* Start DATA SHOWN *

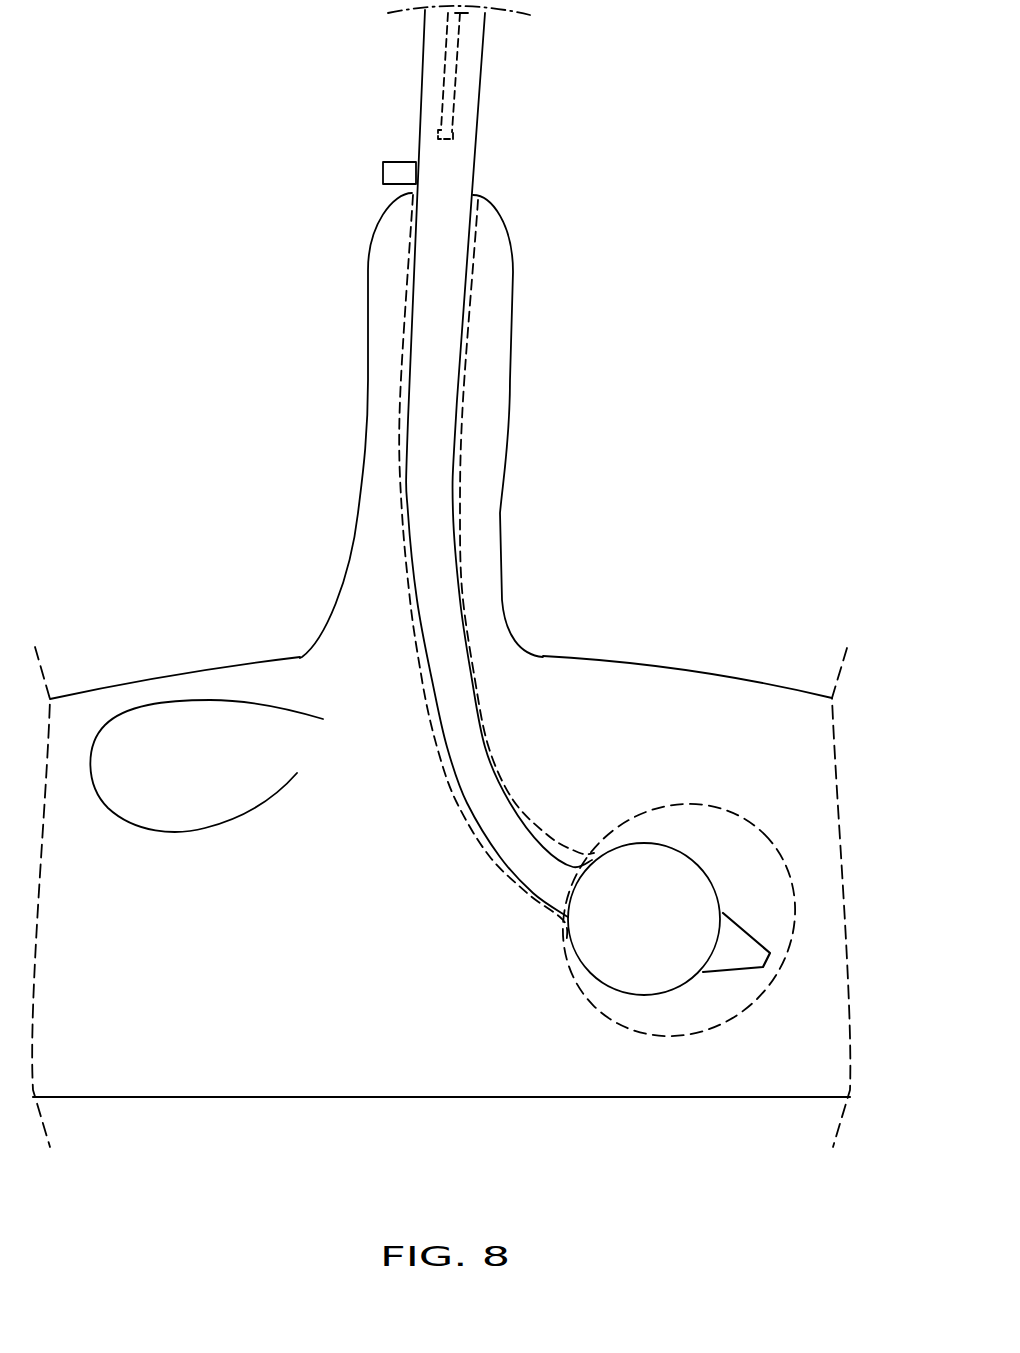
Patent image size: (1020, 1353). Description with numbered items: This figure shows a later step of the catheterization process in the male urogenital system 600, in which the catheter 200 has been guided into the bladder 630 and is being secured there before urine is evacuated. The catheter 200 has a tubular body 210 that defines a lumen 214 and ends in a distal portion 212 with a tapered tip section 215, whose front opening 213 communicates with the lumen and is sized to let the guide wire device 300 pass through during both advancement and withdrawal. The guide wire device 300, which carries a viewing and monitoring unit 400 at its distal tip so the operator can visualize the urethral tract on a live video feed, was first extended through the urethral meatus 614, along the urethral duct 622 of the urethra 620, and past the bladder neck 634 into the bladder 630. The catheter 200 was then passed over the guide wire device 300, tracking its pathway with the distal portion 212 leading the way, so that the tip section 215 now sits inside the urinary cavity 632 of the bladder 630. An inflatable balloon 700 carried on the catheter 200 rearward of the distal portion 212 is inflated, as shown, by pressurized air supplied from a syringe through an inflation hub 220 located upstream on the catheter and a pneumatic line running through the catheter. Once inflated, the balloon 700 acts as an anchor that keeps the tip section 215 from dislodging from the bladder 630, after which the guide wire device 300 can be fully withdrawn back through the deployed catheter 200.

The catheter 200 is at (503, 463).
The body 210 is at (437, 440).
The distal portion 212 is at (768, 925).
The opening 213 is at (777, 963).
The lumen 214 is at (443, 387).
The tip section 215 is at (727, 983).
The inflation hub 220 is at (377, 176).
The guide wire device 300 is at (460, 77).
The viewing and monitoring unit 400 is at (435, 133).
The male urogenital system 600 is at (215, 358).
The urethral meatus 614 is at (480, 195).
The urethra 620 is at (477, 318).
The urethral duct 622 is at (408, 508).
The bladder 630 is at (645, 1043).
The urinary cavity 632 is at (744, 838).
The bladder neck 634 is at (548, 927).
The inflatable balloon 700 is at (657, 840).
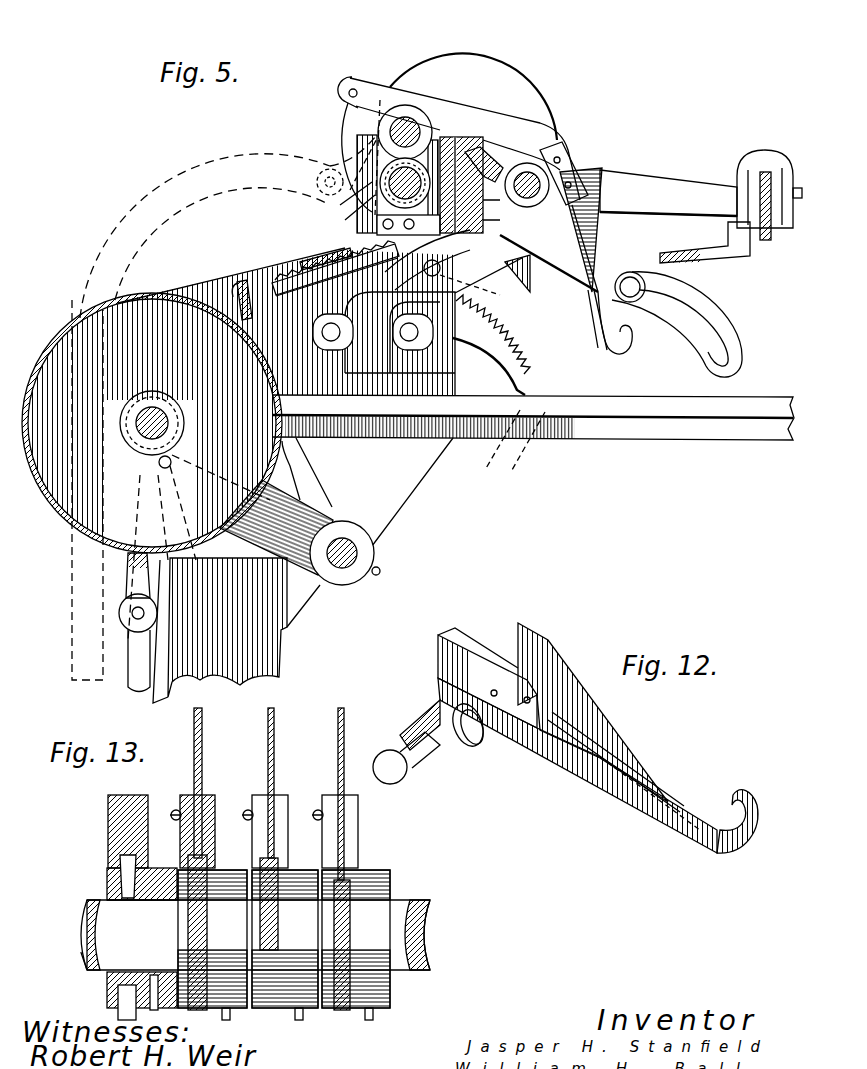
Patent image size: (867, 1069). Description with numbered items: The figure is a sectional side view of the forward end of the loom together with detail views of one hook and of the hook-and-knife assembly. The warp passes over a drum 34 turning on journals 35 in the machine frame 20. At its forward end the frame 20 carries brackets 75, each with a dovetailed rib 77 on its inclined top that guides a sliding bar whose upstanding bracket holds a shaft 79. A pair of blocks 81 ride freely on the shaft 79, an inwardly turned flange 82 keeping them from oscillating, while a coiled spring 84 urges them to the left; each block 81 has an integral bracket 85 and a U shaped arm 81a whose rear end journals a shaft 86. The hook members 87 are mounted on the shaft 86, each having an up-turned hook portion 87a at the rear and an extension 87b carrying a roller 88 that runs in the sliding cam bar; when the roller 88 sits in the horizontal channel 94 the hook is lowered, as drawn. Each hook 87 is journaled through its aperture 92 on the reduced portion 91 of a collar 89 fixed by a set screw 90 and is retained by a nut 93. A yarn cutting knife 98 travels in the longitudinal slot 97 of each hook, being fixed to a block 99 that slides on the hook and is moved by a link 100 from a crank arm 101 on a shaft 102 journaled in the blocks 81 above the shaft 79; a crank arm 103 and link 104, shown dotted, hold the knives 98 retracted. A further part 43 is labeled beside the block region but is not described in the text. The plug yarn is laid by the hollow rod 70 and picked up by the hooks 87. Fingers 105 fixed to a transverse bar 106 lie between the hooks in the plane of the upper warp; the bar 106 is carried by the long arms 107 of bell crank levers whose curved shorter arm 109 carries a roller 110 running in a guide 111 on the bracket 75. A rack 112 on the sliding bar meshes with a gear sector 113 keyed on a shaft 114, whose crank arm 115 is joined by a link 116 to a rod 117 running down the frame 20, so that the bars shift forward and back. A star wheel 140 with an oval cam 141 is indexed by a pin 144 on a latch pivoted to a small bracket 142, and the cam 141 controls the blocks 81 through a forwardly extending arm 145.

In FIG. 5, the machine frame 20 is at (270, 664).
In FIG. 5, the drum 34 is at (62, 348).
In FIG. 5, the journals 35 is at (145, 437).
In FIG. 5, the bolt 43 is at (487, 205).
In FIG. 5, the hollow rod 70 is at (632, 275).
In FIG. 5, the brackets 75 is at (432, 345).
In FIG. 5, the dovetailed rib 77 is at (218, 296).
In FIG. 5, the shaft 79 is at (455, 160).
In FIG. 5, the blocks 81 is at (317, 180).
In FIG. 5, the U shaped arm 81a is at (495, 72).
In FIG. 5, the inwardly turned flange 82 is at (340, 200).
In FIG. 5, the coiled spring 84 is at (357, 150).
In FIG. 5, the integral bracket 85 is at (438, 150).
In FIG. 5, the shaft 86 is at (542, 170).
In FIG. 13, the shaft 86 is at (430, 928).
In FIG. 5, the hook members 87 is at (600, 245).
In FIG. 12, the hook members 87 is at (572, 780).
In FIG. 5, the up-turned hook portion 87a is at (700, 330).
In FIG. 12, the up-turned hook portion 87a is at (748, 800).
In FIG. 5, the extension 87b is at (556, 146).
In FIG. 12, the extension 87b is at (428, 708).
In FIG. 13, the extension 87b is at (335, 1022).
In FIG. 5, the roller 88 is at (510, 140).
In FIG. 12, the roller 88 is at (390, 750).
In FIG. 13, the collar 89 is at (158, 866).
In FIG. 13, the set screw 90 is at (300, 1020).
In FIG. 13, the reduced portion 91 is at (110, 893).
In FIG. 12, the aperture 92 is at (475, 748).
In FIG. 13, the aperture 92 is at (108, 978).
In FIG. 13, the nut 93 is at (108, 880).
In FIG. 5, the horizontal channel 94 is at (490, 160).
In FIG. 5, the longitudinal slot 97 is at (598, 268).
In FIG. 12, the longitudinal slot 97 is at (685, 805).
In FIG. 13, the longitudinal slot 97 is at (352, 865).
In FIG. 5, the yarn cutting knife 98 is at (598, 172).
In FIG. 12, the yarn cutting knife 98 is at (585, 708).
In FIG. 13, the yarn cutting knife 98 is at (275, 762).
In FIG. 5, the block 99 is at (565, 150).
In FIG. 12, the block 99 is at (465, 652).
In FIG. 13, the block 99 is at (355, 818).
In FIG. 5, the link 100 is at (412, 85).
In FIG. 5, the crank arm 101 is at (345, 108).
In FIG. 5, the shaft 102 is at (410, 125).
In FIG. 5, the crank arm 103 is at (355, 190).
In FIG. 5, the link 104 is at (215, 190).
In FIG. 5, the fingers 105 is at (740, 262).
In FIG. 5, the transverse bar 106 is at (766, 165).
In FIG. 5, the long arms 107 is at (683, 190).
In FIG. 5, the shorter arm 109 is at (538, 290).
In FIG. 5, the roller 110 is at (470, 300).
In FIG. 5, the guide 111 is at (370, 348).
In FIG. 5, the rack 112 is at (318, 322).
In FIG. 5, the gear sector 113 is at (432, 486).
In FIG. 5, the shaft 114 is at (375, 562).
In FIG. 5, the crank arm 115 is at (295, 520).
In FIG. 5, the link 116 is at (145, 578).
In FIG. 5, the rod 117 is at (128, 656).
In FIG. 5, the star wheel 140 is at (300, 262).
In FIG. 5, the oval cam 141 is at (325, 258).
In FIG. 5, the small bracket 142 is at (248, 290).
In FIG. 5, the pin 144 is at (235, 283).
In FIG. 5, the forwardly extending arm 145 is at (345, 250).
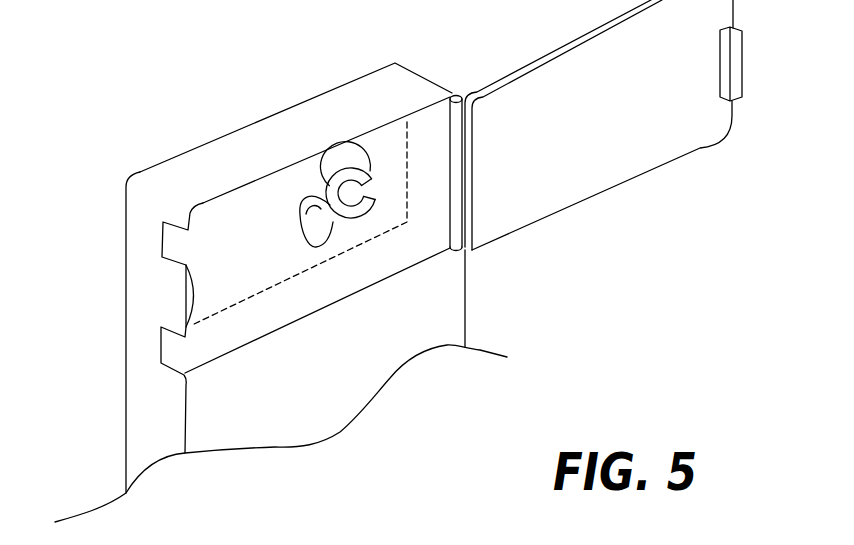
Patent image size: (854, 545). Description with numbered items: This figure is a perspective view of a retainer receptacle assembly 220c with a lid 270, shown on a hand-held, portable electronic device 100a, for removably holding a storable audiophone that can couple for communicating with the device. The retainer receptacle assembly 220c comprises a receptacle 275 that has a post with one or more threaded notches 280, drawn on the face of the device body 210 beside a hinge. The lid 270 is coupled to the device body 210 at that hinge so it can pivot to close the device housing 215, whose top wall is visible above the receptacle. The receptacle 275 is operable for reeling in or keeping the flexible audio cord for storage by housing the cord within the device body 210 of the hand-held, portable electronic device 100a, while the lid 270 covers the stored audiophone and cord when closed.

The hand-held, portable electronic device 100a is at (416, 261).
The device body 210 is at (297, 263).
The device housing 215 is at (402, 71).
The retainer receptacle assembly 220c is at (487, 238).
The lid 270 is at (617, 189).
The receptacle 275 is at (265, 208).
The threaded notches 280 is at (322, 191).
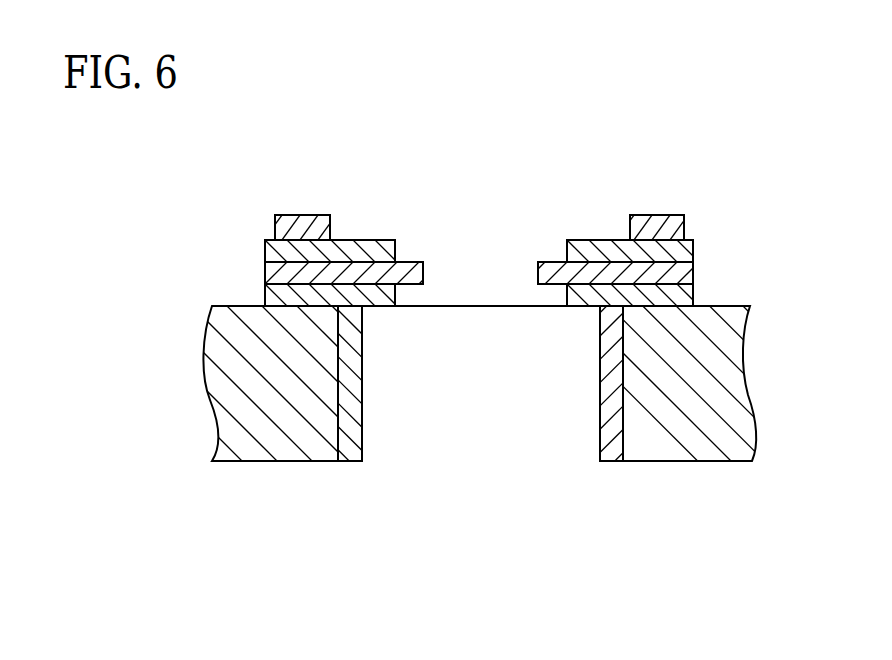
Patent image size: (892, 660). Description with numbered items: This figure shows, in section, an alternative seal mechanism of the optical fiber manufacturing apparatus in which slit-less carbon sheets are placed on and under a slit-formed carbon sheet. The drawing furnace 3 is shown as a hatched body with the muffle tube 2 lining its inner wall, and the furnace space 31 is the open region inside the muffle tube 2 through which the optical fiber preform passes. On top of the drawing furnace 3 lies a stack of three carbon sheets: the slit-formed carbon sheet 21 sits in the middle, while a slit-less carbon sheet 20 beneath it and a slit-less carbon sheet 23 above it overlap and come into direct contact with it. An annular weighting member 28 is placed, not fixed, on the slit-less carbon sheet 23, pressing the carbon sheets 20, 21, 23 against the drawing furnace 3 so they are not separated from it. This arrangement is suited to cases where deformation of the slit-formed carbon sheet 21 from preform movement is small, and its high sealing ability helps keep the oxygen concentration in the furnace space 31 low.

The muffle tube 2 is at (350, 450).
The drawing furnace 3 is at (252, 378).
The slit-less carbon sheet 20 is at (278, 297).
The slit-formed carbon sheet 21 is at (275, 272).
The slit-less carbon sheet 23 is at (275, 250).
The annular weighting member 28 is at (302, 222).
The furnace space 31 is at (473, 425).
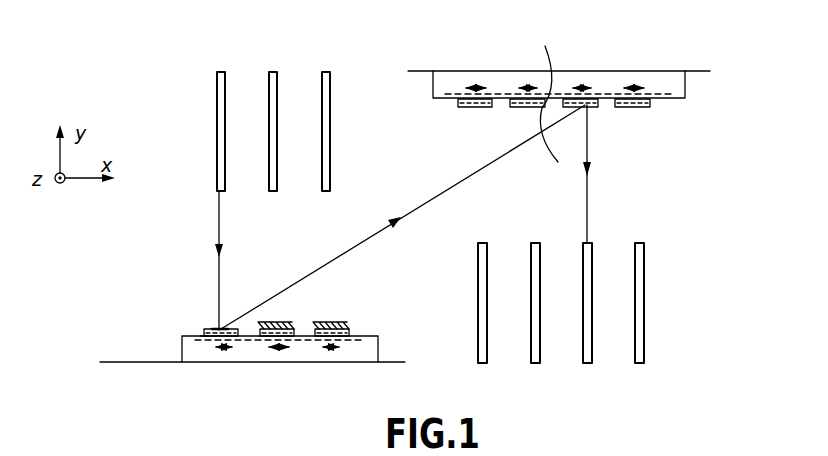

* End DATA SHOWN *

Identify each line of the entries above that contains the string "less", treating uppercase and lowercase as distinct, and copy every such line.

Patent image size: (892, 660). Description with numbered items: This figure shows, in section, an alternative seal mechanism of the optical fiber manufacturing apparatus in which slit-less carbon sheets are placed on and under a slit-formed carbon sheet. The drawing furnace 3 is shown as a hatched body with the muffle tube 2 lining its inner wall, and the furnace space 31 is the open region inside the muffle tube 2 through which the optical fiber preform passes. On top of the drawing furnace 3 lies a stack of three carbon sheets: the slit-formed carbon sheet 21 sits in the middle, while a slit-less carbon sheet 20 beneath it and a slit-less carbon sheet 23 above it overlap and come into direct contact with it. An annular weighting member 28 is placed, not fixed, on the slit-less carbon sheet 23, pressing the carbon sheets 20, 21, 23 against the drawing furnace 3 so they are not separated from it. This arrangement is suited to cases where deformation of the slit-formed carbon sheet 21 from preform movement is small, and its high sealing ability helps keep the oxygen concentration in the furnace space 31 low.
The slit-less carbon sheet 20 is at (278, 297).
The slit-less carbon sheet 23 is at (275, 250).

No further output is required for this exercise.